Dataset entries
┌──
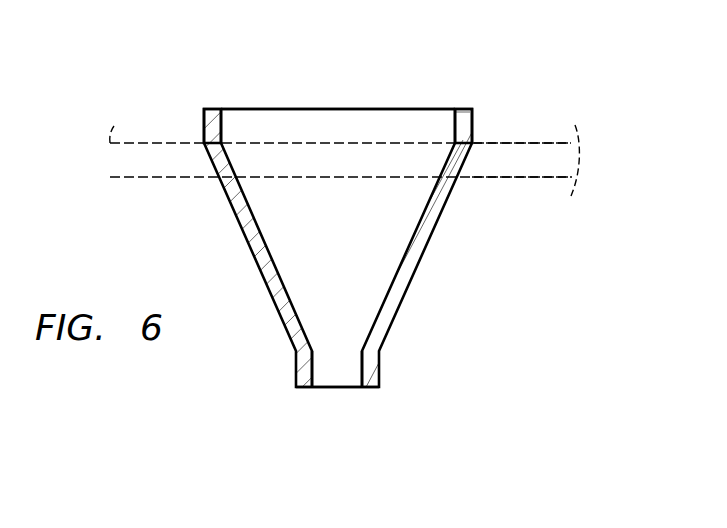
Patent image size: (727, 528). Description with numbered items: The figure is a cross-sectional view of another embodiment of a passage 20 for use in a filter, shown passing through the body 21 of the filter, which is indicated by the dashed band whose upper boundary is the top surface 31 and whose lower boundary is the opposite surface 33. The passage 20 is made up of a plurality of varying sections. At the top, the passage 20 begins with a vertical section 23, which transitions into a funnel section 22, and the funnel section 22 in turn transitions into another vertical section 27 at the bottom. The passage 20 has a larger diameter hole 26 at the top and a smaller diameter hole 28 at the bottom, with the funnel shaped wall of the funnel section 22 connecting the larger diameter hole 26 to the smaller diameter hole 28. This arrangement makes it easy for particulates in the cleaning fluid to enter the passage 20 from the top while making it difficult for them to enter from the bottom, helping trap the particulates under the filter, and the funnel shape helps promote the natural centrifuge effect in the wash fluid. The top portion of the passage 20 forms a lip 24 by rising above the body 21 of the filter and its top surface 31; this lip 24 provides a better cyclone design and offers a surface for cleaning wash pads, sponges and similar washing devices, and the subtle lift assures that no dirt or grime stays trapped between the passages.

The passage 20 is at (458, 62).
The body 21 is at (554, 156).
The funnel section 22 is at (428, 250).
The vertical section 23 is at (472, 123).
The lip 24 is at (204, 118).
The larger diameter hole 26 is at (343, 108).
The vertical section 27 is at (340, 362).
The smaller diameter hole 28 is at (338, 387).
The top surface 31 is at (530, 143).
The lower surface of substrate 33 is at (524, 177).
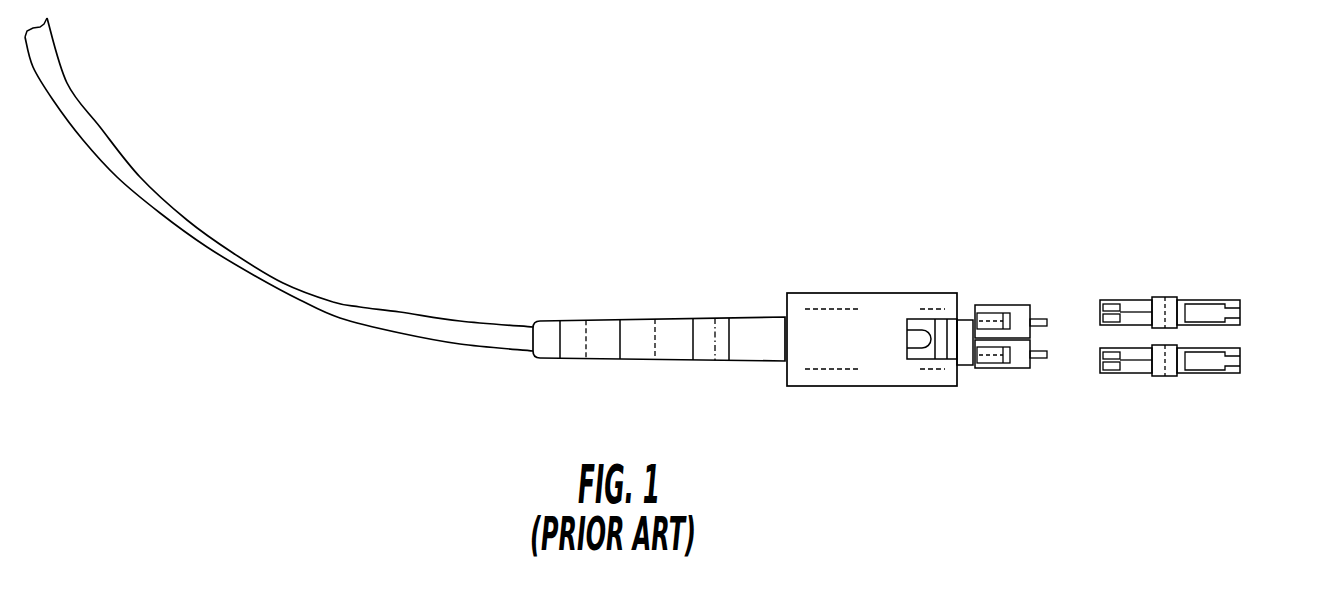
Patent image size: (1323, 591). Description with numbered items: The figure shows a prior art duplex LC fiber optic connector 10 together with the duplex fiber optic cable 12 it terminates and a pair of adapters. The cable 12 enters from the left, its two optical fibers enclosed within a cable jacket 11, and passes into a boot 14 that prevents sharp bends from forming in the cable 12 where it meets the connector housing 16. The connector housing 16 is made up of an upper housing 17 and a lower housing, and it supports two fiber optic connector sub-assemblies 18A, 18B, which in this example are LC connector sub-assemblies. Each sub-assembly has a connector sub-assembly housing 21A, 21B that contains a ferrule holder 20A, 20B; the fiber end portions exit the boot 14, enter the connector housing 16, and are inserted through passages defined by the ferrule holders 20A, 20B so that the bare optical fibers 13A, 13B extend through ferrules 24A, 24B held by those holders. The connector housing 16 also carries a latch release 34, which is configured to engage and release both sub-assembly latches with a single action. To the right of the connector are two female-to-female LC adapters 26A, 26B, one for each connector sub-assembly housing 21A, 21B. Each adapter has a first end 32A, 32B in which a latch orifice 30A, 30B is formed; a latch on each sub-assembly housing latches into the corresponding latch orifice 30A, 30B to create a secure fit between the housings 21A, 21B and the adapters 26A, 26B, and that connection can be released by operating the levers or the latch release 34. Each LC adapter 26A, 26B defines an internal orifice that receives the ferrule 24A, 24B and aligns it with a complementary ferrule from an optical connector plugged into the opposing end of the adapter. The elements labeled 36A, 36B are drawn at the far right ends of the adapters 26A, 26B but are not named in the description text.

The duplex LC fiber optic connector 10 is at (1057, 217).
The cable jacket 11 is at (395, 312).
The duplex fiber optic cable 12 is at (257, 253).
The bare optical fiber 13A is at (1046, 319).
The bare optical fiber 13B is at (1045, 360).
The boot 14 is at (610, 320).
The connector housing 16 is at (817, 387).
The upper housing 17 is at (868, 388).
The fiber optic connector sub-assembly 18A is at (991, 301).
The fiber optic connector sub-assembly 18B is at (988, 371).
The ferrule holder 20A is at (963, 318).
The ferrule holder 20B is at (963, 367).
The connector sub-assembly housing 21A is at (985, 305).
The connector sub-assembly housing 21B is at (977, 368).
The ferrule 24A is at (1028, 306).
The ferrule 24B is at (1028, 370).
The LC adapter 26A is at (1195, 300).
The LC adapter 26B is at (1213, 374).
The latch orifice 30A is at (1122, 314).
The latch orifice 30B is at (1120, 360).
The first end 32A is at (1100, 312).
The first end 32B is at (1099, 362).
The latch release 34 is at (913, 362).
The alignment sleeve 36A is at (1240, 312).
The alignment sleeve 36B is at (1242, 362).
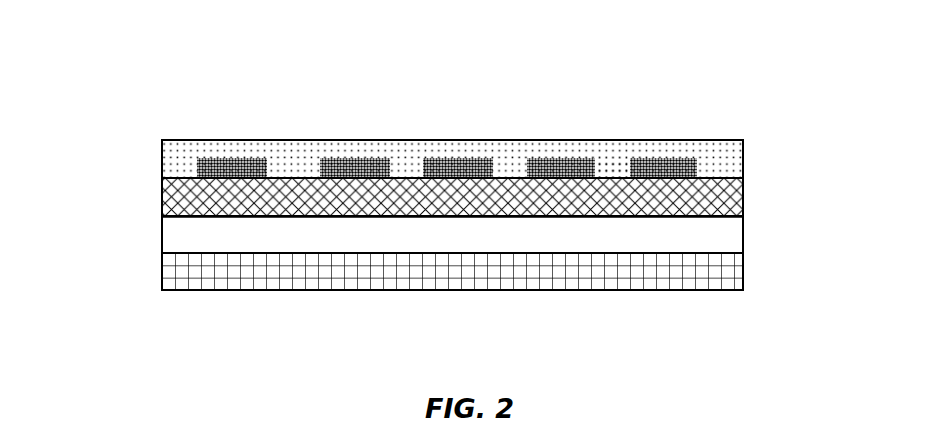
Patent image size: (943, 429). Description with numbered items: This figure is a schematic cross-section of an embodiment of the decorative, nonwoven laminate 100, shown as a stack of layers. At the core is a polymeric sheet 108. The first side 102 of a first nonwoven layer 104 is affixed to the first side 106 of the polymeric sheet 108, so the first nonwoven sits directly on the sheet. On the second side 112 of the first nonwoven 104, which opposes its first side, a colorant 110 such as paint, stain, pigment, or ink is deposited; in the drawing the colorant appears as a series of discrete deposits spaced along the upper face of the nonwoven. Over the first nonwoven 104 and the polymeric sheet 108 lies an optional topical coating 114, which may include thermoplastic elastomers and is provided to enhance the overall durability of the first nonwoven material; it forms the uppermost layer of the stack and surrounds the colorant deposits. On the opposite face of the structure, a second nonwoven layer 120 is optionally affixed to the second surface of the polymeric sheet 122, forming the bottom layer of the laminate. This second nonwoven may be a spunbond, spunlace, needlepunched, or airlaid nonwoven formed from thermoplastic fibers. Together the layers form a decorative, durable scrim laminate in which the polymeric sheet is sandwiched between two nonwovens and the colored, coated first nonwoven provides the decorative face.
└──
DIRECTIVE: Rewrite all of the lines above, substituting "Drawing dimensions" for "Patent image size" wherever it occurs and leaving everything else unchanged. Leave the pictures out of the answer.

TASK RESULT:
Drawing dimensions: (727, 528). Description with numbered items: The figure is a cross-sectional view of another embodiment of a passage 20 for use in a filter, shown passing through the body 21 of the filter, which is indicated by the dashed band whose upper boundary is the top surface 31 and whose lower boundary is the opposite surface 33. The passage 20 is made up of a plurality of varying sections. At the top, the passage 20 begins with a vertical section 23, which transitions into a funnel section 22, and the funnel section 22 in turn transitions into another vertical section 27 at the bottom. The passage 20 has a larger diameter hole 26 at the top and a smaller diameter hole 28 at the bottom, with the funnel shaped wall of the funnel section 22 connecting the larger diameter hole 26 to the smaller diameter hole 28. This arrangement makes it easy for particulates in the cleaning fluid to enter the passage 20 from the top while making it difficult for them to enter from the bottom, helping trap the particulates under the filter, and the funnel shape helps promote the natural centrifuge effect in the wash fluid. The top portion of the passage 20 forms a lip 24 by rising above the body 21 of the filter and its top surface 31; this lip 24 provides a better cyclone design and offers a surface for cleaning wash pads, sponges and similar washing devices, and the subtle lift assures that no dirt or grime stays trapped between the passages.

The passage 20 is at (458, 62).
The body 21 is at (554, 156).
The funnel section 22 is at (428, 250).
The vertical section 23 is at (472, 123).
The lip 24 is at (204, 118).
The larger diameter hole 26 is at (343, 108).
The vertical section 27 is at (340, 362).
The smaller diameter hole 28 is at (338, 387).
The top surface 31 is at (530, 143).
The lower surface of substrate 33 is at (524, 177).
Drawing dimensions: (1323, 591). Description with numbered items: The figure shows a prior art duplex LC fiber optic connector 10 together with the duplex fiber optic cable 12 it terminates and a pair of adapters. The cable 12 enters from the left, its two optical fibers enclosed within a cable jacket 11, and passes into a boot 14 that prevents sharp bends from forming in the cable 12 where it meets the connector housing 16. The connector housing 16 is made up of an upper housing 17 and a lower housing, and it supports two fiber optic connector sub-assemblies 18A, 18B, which in this example are LC connector sub-assemblies. Each sub-assembly has a connector sub-assembly housing 21A, 21B that contains a ferrule holder 20A, 20B; the fiber end portions exit the boot 14, enter the connector housing 16, and are inserted through passages defined by the ferrule holders 20A, 20B so that the bare optical fibers 13A, 13B extend through ferrules 24A, 24B held by those holders. The connector housing 16 also carries a latch release 34, which is configured to engage and release both sub-assembly latches with a single action. To the right of the connector are two female-to-female LC adapters 26A, 26B, one for each connector sub-assembly housing 21A, 21B. Each adapter has a first end 32A, 32B in which a latch orifice 30A, 30B is formed; a latch on each sub-assembly housing latches into the corresponding latch orifice 30A, 30B to create a secure fit between the housings 21A, 21B and the adapters 26A, 26B, and that connection can be released by operating the levers or the latch release 34. Each LC adapter 26A, 26B defines an internal orifice that receives the ferrule 24A, 24B and aligns it with a complementary ferrule from an optical connector plugged into the opposing end of the adapter. The elements labeled 36A, 36B are drawn at the far right ends of the adapters 26A, 26B but are not named in the description text.

The duplex LC fiber optic connector 10 is at (1057, 217).
The cable jacket 11 is at (395, 312).
The duplex fiber optic cable 12 is at (257, 253).
The bare optical fiber 13A is at (1046, 319).
The bare optical fiber 13B is at (1045, 360).
The boot 14 is at (610, 320).
The connector housing 16 is at (817, 387).
The upper housing 17 is at (868, 388).
The fiber optic connector sub-assembly 18A is at (991, 301).
The fiber optic connector sub-assembly 18B is at (988, 371).
The ferrule holder 20A is at (963, 318).
The ferrule holder 20B is at (963, 367).
The connector sub-assembly housing 21A is at (985, 305).
The connector sub-assembly housing 21B is at (977, 368).
The ferrule 24A is at (1028, 306).
The ferrule 24B is at (1028, 370).
The LC adapter 26A is at (1195, 300).
The LC adapter 26B is at (1213, 374).
The latch orifice 30A is at (1122, 314).
The latch orifice 30B is at (1120, 360).
The first end 32A is at (1100, 312).
The first end 32B is at (1099, 362).
The latch release 34 is at (913, 362).
The alignment sleeve 36A is at (1240, 312).
The alignment sleeve 36B is at (1242, 362).
Drawing dimensions: (943, 429). Description with numbered items: This figure is a schematic cross-section of an embodiment of the decorative, nonwoven laminate 100, shown as a stack of layers. At the core is a polymeric sheet 108. The first side 102 of a first nonwoven layer 104 is affixed to the first side 106 of the polymeric sheet 108, so the first nonwoven sits directly on the sheet. On the second side 112 of the first nonwoven 104, which opposes its first side, a colorant 110 such as paint, stain, pigment, or ink is deposited; in the drawing the colorant appears as a series of discrete deposits spaced along the upper face of the nonwoven. Over the first nonwoven 104 and the polymeric sheet 108 lies an optional topical coating 114, which may include thermoplastic elastomers and is provided to enhance the overall durability of the first nonwoven material; it forms the uppermost layer of the stack and surrounds the colorant deposits. On the opposite face of the structure, a second nonwoven layer 120 is optionally affixed to the second surface of the polymeric sheet 122, forming the bottom layer of the laminate. This second nonwoven may be a spunbond, spunlace, needlepunched, or airlaid nonwoven formed from thermoplastic fibers. Together the layers form a decorative, durable scrim laminate in which the polymeric sheet is sandwiched between two nonwovens and the colored, coated first nonwoven provides the decorative face.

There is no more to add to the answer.